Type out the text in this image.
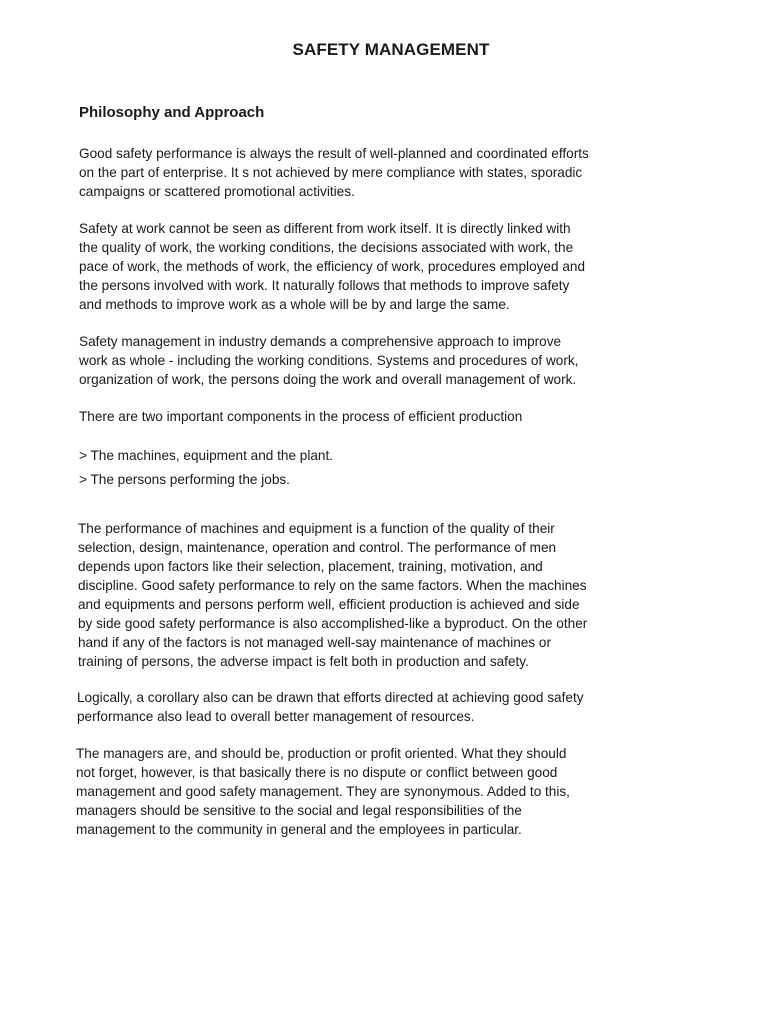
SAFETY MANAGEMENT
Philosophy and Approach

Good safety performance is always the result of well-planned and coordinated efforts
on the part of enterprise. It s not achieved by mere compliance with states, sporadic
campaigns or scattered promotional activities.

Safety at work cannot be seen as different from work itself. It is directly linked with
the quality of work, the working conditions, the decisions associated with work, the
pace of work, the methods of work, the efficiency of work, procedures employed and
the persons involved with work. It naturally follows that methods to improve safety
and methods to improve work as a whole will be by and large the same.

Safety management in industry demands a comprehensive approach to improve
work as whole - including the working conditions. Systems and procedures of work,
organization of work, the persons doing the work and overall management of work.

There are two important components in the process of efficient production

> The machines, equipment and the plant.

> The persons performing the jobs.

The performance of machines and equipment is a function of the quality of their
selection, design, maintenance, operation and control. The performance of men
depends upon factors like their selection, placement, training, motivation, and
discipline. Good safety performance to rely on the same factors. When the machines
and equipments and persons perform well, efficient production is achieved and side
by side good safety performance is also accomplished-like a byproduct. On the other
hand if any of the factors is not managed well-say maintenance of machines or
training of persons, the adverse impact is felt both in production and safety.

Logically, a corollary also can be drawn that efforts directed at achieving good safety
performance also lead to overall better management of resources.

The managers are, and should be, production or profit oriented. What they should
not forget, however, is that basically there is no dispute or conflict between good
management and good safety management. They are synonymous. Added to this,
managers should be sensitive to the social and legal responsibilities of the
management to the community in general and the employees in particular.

======

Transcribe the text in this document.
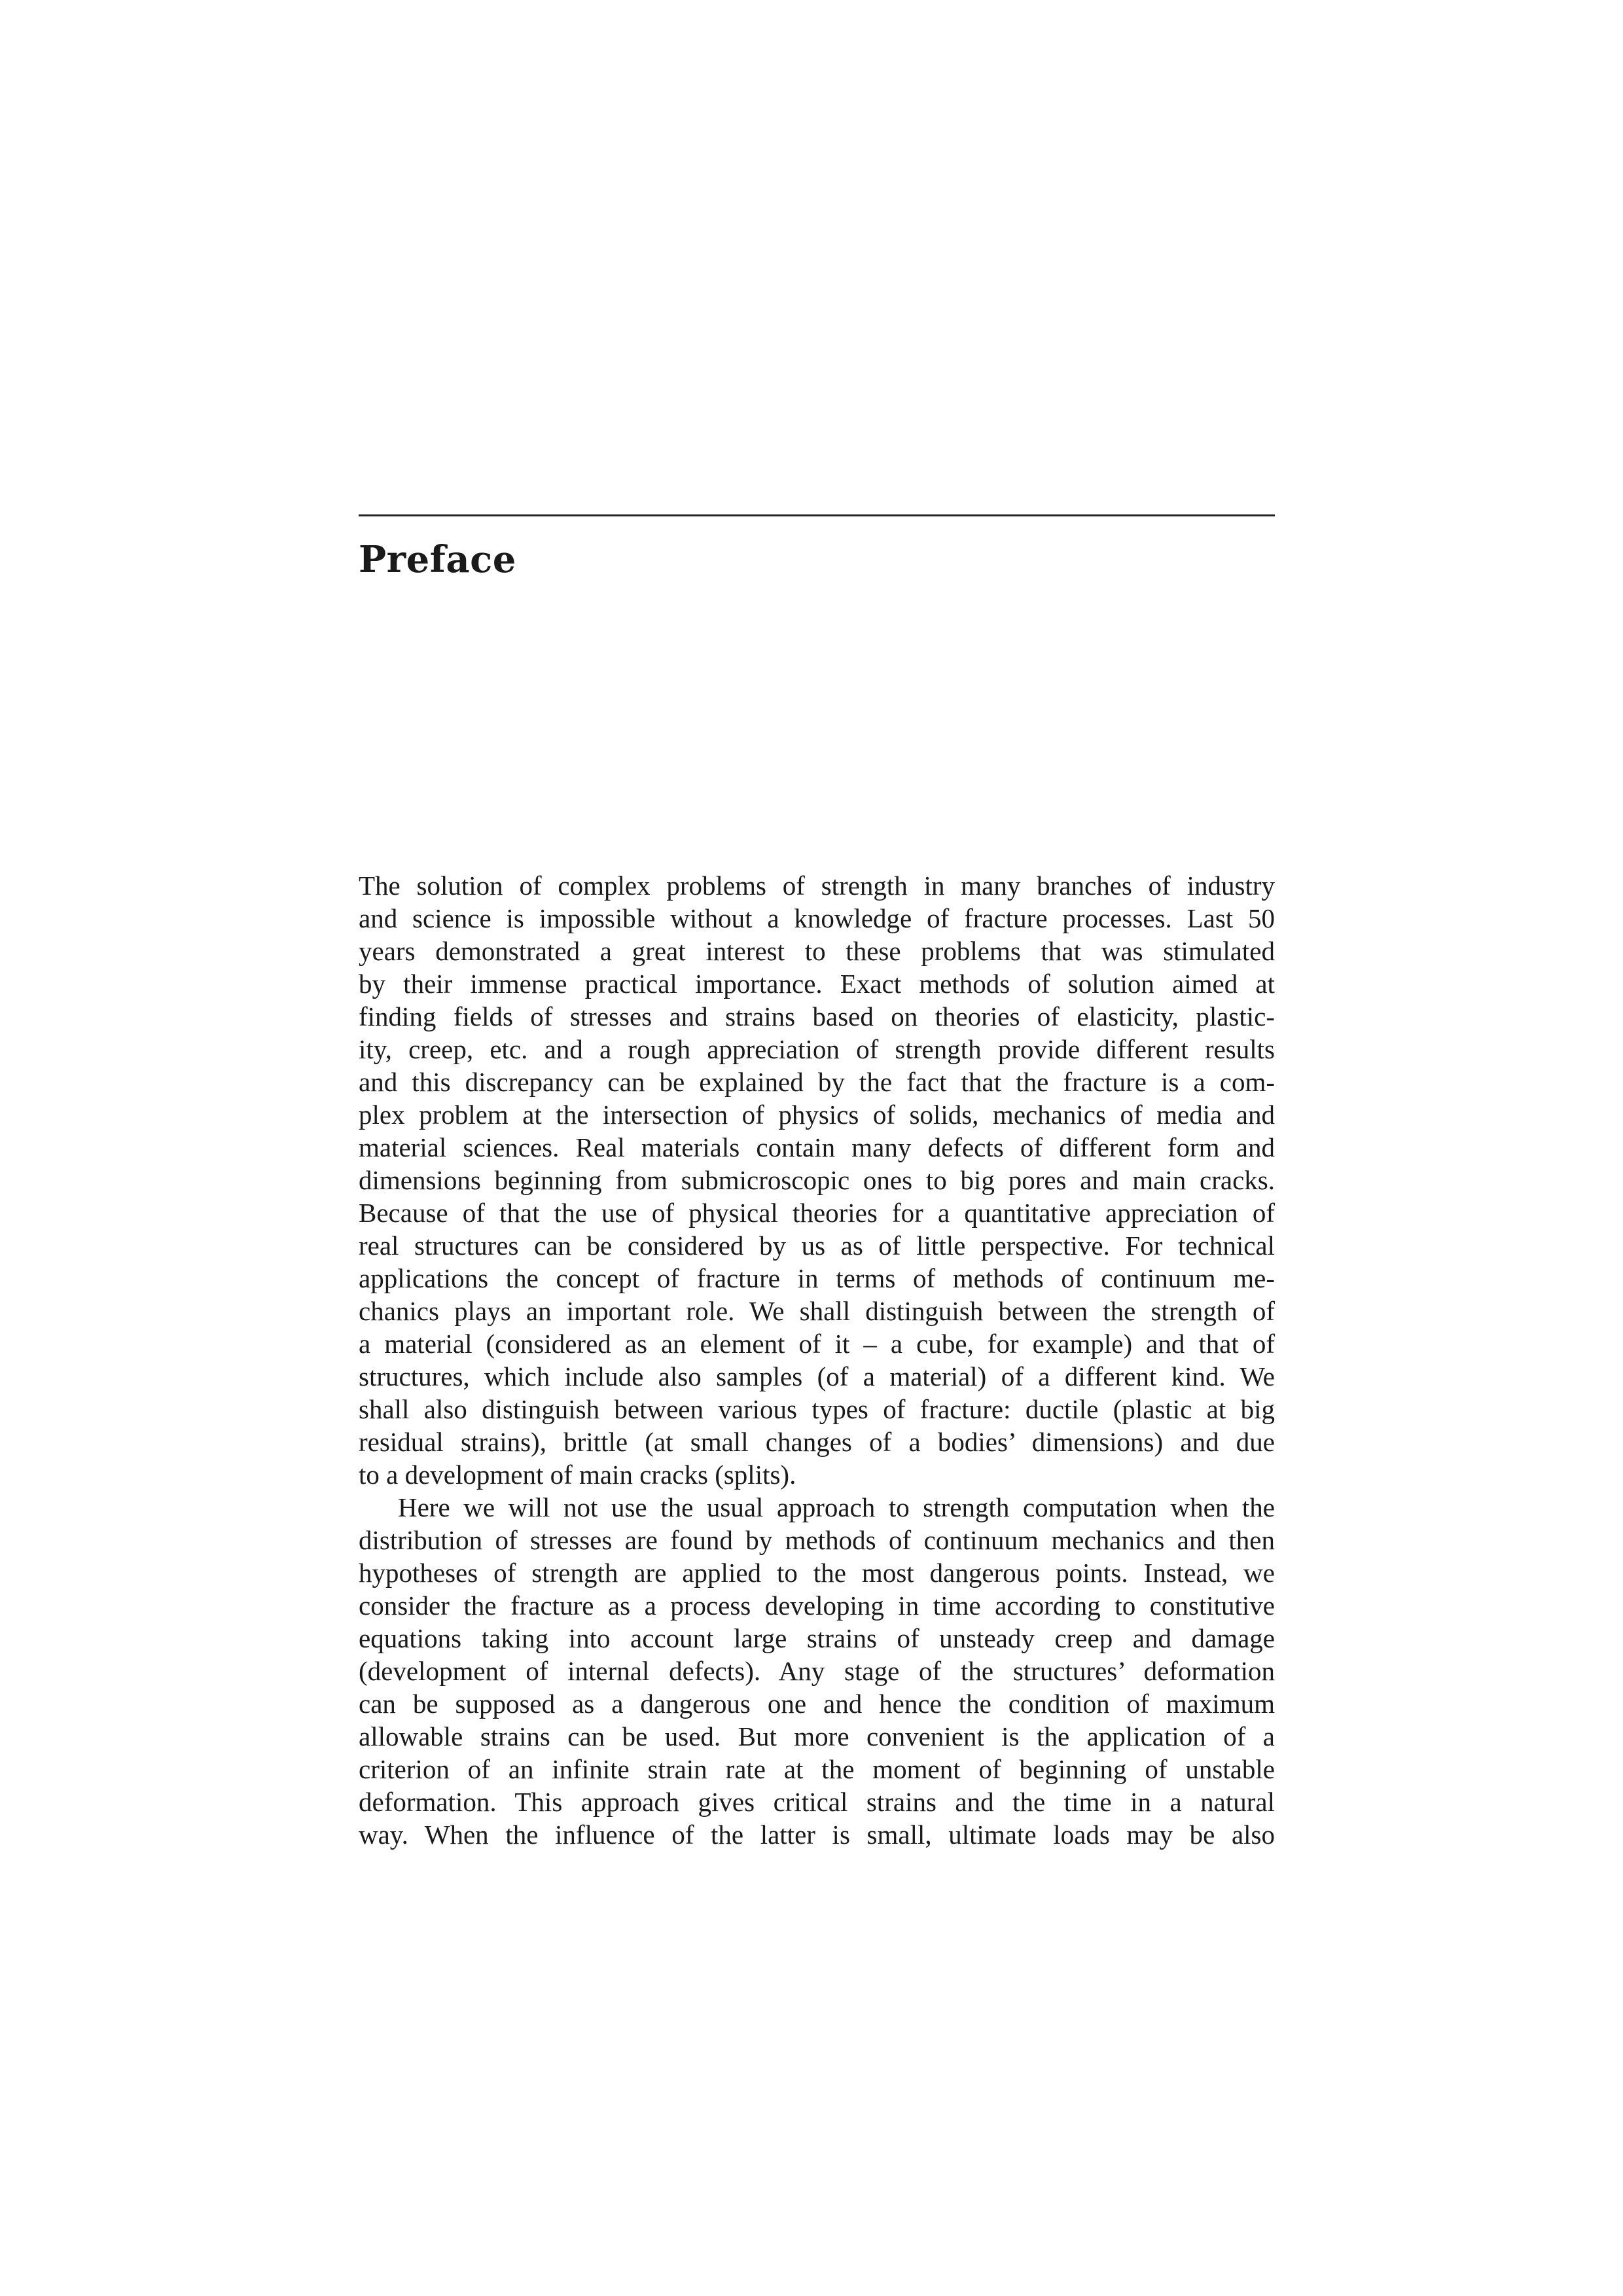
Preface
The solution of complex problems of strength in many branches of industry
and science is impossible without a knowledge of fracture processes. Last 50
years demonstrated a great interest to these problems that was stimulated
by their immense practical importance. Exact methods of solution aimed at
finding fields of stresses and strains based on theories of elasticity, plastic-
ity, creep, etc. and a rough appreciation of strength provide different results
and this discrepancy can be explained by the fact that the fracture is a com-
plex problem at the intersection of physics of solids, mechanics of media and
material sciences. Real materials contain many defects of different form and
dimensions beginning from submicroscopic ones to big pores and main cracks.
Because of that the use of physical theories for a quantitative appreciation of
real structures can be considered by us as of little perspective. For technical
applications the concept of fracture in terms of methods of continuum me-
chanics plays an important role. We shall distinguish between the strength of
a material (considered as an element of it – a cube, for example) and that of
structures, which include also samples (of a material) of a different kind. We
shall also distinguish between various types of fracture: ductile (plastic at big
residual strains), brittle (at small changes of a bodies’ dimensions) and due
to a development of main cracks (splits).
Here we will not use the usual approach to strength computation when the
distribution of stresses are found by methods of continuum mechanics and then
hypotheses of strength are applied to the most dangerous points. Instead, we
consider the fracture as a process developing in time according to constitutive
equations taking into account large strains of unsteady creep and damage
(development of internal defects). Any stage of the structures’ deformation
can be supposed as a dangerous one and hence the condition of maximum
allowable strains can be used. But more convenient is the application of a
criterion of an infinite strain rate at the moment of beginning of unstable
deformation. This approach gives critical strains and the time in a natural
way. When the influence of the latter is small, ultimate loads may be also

======

> Your goal: From the records above, work out how many lines contain the string "whole". Give only the number.

> Reply: 2